The task: Count how many lines in the material below hold the word "Model"; the reply is that number alone.

Extracts from a graphics dataset:
****************

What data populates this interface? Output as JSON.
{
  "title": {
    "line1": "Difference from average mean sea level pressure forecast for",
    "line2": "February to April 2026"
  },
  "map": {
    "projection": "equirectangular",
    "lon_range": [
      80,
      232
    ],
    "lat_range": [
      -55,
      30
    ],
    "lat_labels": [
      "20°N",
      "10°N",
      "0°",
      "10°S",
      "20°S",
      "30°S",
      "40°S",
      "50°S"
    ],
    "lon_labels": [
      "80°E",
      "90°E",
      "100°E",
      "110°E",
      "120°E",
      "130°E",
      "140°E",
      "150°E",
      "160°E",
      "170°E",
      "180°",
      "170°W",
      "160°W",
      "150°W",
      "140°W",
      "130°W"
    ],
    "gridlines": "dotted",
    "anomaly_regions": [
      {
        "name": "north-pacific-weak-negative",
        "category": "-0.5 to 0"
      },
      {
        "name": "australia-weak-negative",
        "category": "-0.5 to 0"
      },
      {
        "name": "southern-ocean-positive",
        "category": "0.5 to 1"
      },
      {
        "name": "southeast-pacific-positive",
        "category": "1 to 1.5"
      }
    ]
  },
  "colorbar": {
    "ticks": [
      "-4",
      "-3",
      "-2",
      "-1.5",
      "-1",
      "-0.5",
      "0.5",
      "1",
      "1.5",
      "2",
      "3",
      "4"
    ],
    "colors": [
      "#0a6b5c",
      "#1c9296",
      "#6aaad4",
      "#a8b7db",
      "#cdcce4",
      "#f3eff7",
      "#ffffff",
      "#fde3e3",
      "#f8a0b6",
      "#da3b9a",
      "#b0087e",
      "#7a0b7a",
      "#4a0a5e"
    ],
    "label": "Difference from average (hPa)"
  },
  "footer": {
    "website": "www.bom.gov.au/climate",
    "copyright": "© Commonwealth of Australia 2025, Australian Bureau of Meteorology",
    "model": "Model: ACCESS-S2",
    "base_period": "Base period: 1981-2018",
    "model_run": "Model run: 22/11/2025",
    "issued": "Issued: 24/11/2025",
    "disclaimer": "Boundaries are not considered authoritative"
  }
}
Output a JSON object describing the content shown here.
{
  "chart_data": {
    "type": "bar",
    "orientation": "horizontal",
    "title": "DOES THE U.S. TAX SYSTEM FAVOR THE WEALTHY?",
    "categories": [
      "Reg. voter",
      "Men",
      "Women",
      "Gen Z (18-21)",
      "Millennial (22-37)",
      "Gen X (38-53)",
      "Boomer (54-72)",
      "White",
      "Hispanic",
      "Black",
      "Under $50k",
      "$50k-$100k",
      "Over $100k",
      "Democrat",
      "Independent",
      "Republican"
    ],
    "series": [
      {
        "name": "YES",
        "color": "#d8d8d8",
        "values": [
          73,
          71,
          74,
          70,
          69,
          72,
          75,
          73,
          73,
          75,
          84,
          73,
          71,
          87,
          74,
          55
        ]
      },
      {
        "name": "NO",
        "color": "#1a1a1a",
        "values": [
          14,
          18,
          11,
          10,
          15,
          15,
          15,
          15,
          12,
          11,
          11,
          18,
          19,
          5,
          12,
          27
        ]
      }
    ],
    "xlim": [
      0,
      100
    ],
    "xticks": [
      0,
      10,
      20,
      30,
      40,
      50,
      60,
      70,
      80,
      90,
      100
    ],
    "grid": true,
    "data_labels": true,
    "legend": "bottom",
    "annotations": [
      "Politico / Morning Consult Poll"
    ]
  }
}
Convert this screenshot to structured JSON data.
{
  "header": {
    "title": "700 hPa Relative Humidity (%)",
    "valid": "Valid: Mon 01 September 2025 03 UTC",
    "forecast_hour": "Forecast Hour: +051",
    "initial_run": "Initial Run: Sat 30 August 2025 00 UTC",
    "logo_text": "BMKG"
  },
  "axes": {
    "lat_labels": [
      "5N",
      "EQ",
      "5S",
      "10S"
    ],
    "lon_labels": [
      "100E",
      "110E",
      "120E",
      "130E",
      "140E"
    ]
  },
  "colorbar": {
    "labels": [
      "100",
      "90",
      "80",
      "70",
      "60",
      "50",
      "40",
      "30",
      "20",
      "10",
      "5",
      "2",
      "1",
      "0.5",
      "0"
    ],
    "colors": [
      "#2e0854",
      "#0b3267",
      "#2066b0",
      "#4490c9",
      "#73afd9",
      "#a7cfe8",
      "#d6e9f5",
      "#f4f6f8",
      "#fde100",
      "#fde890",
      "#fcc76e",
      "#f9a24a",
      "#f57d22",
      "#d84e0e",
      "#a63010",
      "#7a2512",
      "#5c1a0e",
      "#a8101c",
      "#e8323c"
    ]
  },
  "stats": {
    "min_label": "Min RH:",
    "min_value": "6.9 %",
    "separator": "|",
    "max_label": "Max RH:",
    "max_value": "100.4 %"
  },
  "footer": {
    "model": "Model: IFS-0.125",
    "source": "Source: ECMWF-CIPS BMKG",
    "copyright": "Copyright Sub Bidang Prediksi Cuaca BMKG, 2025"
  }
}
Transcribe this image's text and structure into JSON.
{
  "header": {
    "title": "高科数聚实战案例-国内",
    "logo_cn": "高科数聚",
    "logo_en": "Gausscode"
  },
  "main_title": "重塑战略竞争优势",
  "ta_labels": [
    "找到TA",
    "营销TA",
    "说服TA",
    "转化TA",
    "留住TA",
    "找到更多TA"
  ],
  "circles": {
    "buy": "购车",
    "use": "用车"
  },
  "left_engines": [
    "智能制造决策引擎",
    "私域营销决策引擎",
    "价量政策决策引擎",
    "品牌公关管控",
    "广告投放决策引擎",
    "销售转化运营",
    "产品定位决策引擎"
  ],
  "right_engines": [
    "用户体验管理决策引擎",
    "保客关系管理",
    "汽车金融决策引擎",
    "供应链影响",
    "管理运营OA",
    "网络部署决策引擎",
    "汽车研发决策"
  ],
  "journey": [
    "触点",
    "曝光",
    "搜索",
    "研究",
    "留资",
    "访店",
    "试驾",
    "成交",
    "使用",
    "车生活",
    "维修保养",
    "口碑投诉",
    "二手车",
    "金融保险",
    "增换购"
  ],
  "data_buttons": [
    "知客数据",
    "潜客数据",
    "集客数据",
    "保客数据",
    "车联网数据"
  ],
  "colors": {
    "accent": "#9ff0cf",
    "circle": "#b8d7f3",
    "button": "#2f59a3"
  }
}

****************

Finished answer: 3